(Rows from a dataset)
====================
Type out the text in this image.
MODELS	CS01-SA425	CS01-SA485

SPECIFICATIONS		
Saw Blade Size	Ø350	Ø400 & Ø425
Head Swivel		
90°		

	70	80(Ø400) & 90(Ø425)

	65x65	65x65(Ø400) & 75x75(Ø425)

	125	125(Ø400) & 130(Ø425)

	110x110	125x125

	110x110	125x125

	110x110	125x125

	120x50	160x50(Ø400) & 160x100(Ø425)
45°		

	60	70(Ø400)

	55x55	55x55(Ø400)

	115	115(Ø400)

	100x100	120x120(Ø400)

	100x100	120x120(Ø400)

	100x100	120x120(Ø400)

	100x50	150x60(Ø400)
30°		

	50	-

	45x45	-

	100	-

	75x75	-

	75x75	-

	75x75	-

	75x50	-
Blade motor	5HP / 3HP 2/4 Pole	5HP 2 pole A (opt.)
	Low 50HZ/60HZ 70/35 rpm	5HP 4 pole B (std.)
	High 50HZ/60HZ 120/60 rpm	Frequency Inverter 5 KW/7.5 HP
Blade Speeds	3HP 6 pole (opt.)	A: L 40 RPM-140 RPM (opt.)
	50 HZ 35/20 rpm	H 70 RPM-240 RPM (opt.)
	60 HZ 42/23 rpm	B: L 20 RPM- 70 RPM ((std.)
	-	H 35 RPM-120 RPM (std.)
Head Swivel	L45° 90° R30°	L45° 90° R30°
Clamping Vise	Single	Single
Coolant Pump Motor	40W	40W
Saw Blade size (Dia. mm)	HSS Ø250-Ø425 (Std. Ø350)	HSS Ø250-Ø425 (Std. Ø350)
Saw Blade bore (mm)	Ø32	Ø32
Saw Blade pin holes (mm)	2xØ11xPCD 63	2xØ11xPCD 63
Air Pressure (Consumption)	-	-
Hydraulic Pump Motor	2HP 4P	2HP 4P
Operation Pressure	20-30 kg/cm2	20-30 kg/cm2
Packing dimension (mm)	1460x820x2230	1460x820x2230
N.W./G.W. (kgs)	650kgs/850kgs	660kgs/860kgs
====================
• **Work to be completed**:
In this exercise, repeat all entries exactly.

• **Exercise response**:
Type out the text in this image.
MODELS	CS01-SA425	CS01-SA485

SPECIFICATIONS		
Saw Blade Size	Ø350	Ø400 & Ø425
Head Swivel		
90°		

	70	80(Ø400) & 90(Ø425)

	65x65	65x65(Ø400) & 75x75(Ø425)

	125	125(Ø400) & 130(Ø425)

	110x110	125x125

	110x110	125x125

	110x110	125x125

	120x50	160x50(Ø400) & 160x100(Ø425)
45°		

	60	70(Ø400)

	55x55	55x55(Ø400)

	115	115(Ø400)

	100x100	120x120(Ø400)

	100x100	120x120(Ø400)

	100x100	120x120(Ø400)

	100x50	150x60(Ø400)
30°		

	50	-

	45x45	-

	100	-

	75x75	-

	75x75	-

	75x75	-

	75x50	-
Blade motor	5HP / 3HP 2/4 Pole	5HP 2 pole A (opt.)
	Low 50HZ/60HZ 70/35 rpm	5HP 4 pole B (std.)
	High 50HZ/60HZ 120/60 rpm	Frequency Inverter 5 KW/7.5 HP
Blade Speeds	3HP 6 pole (opt.)	A: L 40 RPM-140 RPM (opt.)
	50 HZ 35/20 rpm	H 70 RPM-240 RPM (opt.)
	60 HZ 42/23 rpm	B: L 20 RPM- 70 RPM ((std.)
	-	H 35 RPM-120 RPM (std.)
Head Swivel	L45° 90° R30°	L45° 90° R30°
Clamping Vise	Single	Single
Coolant Pump Motor	40W	40W
Saw Blade size (Dia. mm)	HSS Ø250-Ø425 (Std. Ø350)	HSS Ø250-Ø425 (Std. Ø350)
Saw Blade bore (mm)	Ø32	Ø32
Saw Blade pin holes (mm)	2xØ11xPCD 63	2xØ11xPCD 63
Air Pressure (Consumption)	-	-
Hydraulic Pump Motor	2HP 4P	2HP 4P
Operation Pressure	20-30 kg/cm2	20-30 kg/cm2
Packing dimension (mm)	1460x820x2230	1460x820x2230
N.W./G.W. (kgs)	650kgs/850kgs	660kgs/860kgs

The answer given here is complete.